> Your objective: Identify and copy every line of the entries below that contains the string "axis", matching case exactly.

> Excerpted data:

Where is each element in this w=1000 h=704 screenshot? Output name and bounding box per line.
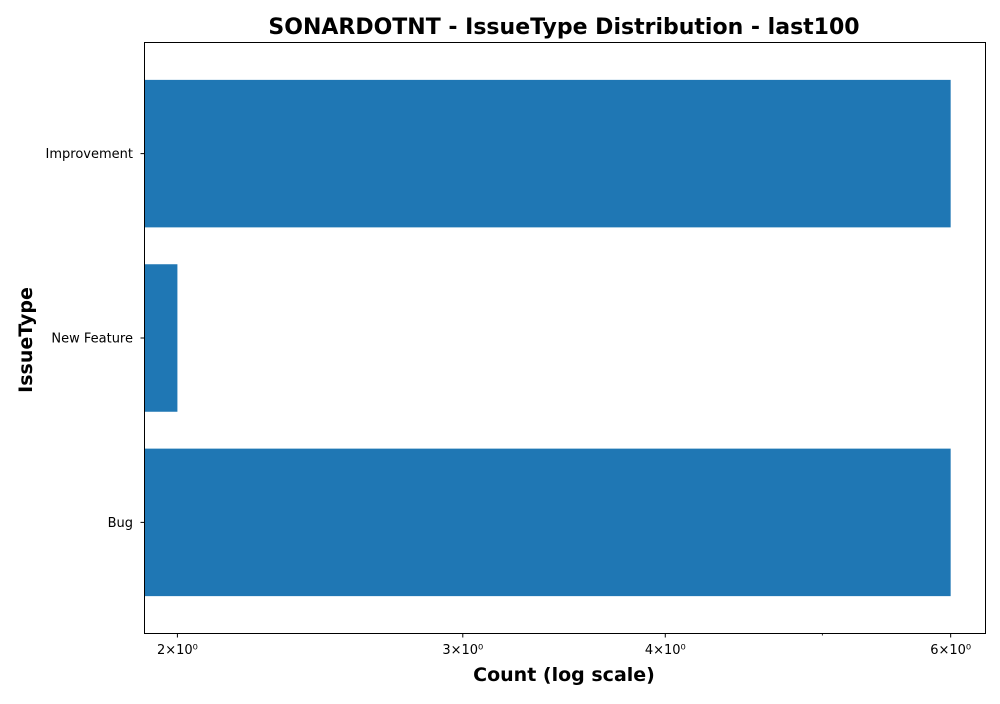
y-axis-ticks: Bug New Feature Improvement — [46, 147, 145, 531]
plot-area-frame — [144, 42, 986, 634]
x-axis-ticks: 2×10⁰ 3×10⁰ 4×10⁰ 6×10⁰ — [157, 633, 971, 658]
bar-new-feature — [145, 264, 178, 412]
y-tick-label: New Feature — [51, 332, 133, 347]
x-tick-label: 6×10⁰ — [930, 643, 971, 658]
y-tick-label: Bug — [108, 516, 133, 531]
chart-title: SONARDOTNT - IssueType Distribution - la… — [268, 15, 859, 40]
x-axis-label: Count (log scale) — [473, 664, 655, 686]
y-axis-label: IssueType — [15, 287, 37, 393]
bars-group — [145, 79, 951, 597]
bar-improvement — [145, 79, 951, 228]
bar-bug — [145, 448, 951, 597]
x-tick-label: 2×10⁰ — [157, 643, 198, 658]
x-tick-label: 4×10⁰ — [645, 643, 686, 658]
x-tick-label: 3×10⁰ — [442, 643, 483, 658]
y-tick-label: Improvement — [46, 147, 133, 162]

> Solution to this task:
y-axis-ticks: Bug New Feature Improvement — [46, 147, 145, 531]
x-axis-ticks: 2×10⁰ 3×10⁰ 4×10⁰ 6×10⁰ — [157, 633, 971, 658]
x-axis-label: Count (log scale) — [473, 664, 655, 686]
y-axis-label: IssueType — [15, 287, 37, 393]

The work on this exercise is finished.